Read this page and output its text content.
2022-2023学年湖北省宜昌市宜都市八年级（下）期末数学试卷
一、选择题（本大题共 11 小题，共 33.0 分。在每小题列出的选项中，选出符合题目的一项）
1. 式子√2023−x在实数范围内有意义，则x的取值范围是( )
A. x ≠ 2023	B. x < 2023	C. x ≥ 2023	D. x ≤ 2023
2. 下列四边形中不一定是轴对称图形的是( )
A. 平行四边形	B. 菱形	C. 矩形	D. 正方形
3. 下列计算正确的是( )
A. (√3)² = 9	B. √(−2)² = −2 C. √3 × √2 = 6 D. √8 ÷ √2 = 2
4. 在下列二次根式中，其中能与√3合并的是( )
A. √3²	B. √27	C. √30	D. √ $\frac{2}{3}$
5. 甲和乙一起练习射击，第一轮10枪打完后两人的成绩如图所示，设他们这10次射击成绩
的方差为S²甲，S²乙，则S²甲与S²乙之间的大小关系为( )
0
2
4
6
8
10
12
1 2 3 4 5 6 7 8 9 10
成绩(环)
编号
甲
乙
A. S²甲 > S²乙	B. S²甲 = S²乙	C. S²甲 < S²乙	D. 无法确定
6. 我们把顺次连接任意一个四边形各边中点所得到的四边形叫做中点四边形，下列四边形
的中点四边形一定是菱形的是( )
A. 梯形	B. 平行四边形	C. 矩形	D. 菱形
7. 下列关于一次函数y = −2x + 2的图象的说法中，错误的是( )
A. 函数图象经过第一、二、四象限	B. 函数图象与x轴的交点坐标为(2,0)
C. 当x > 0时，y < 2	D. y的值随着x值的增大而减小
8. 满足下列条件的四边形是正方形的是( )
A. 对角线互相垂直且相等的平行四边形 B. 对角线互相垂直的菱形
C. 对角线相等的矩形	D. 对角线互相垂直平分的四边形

• [Problem to solve]
Please output every record, keeping each line exact.

• [Answer in full]
Read this page and output its text content.
2022-2023学年湖北省宜昌市宜都市八年级（下）期末数学试卷
一、选择题（本大题共 11 小题，共 33.0 分。在每小题列出的选项中，选出符合题目的一项）
1. 式子√2023−x在实数范围内有意义，则x的取值范围是( )
A. x ≠ 2023	B. x < 2023	C. x ≥ 2023	D. x ≤ 2023
2. 下列四边形中不一定是轴对称图形的是( )
A. 平行四边形	B. 菱形	C. 矩形	D. 正方形
3. 下列计算正确的是( )
A. (√3)² = 9	B. √(−2)² = −2 C. √3 × √2 = 6 D. √8 ÷ √2 = 2
4. 在下列二次根式中，其中能与√3合并的是( )
A. √3²	B. √27	C. √30	D. √ $\frac{2}{3}$
5. 甲和乙一起练习射击，第一轮10枪打完后两人的成绩如图所示，设他们这10次射击成绩
的方差为S²甲，S²乙，则S²甲与S²乙之间的大小关系为( )
0
2
4
6
8
10
12
1 2 3 4 5 6 7 8 9 10
成绩(环)
编号
甲
乙
A. S²甲 > S²乙	B. S²甲 = S²乙	C. S²甲 < S²乙	D. 无法确定
6. 我们把顺次连接任意一个四边形各边中点所得到的四边形叫做中点四边形，下列四边形
的中点四边形一定是菱形的是( )
A. 梯形	B. 平行四边形	C. 矩形	D. 菱形
7. 下列关于一次函数y = −2x + 2的图象的说法中，错误的是( )
A. 函数图象经过第一、二、四象限	B. 函数图象与x轴的交点坐标为(2,0)
C. 当x > 0时，y < 2	D. y的值随着x值的增大而减小
8. 满足下列条件的四边形是正方形的是( )
A. 对角线互相垂直且相等的平行四边形 B. 对角线互相垂直的菱形
C. 对角线相等的矩形	D. 对角线互相垂直平分的四边形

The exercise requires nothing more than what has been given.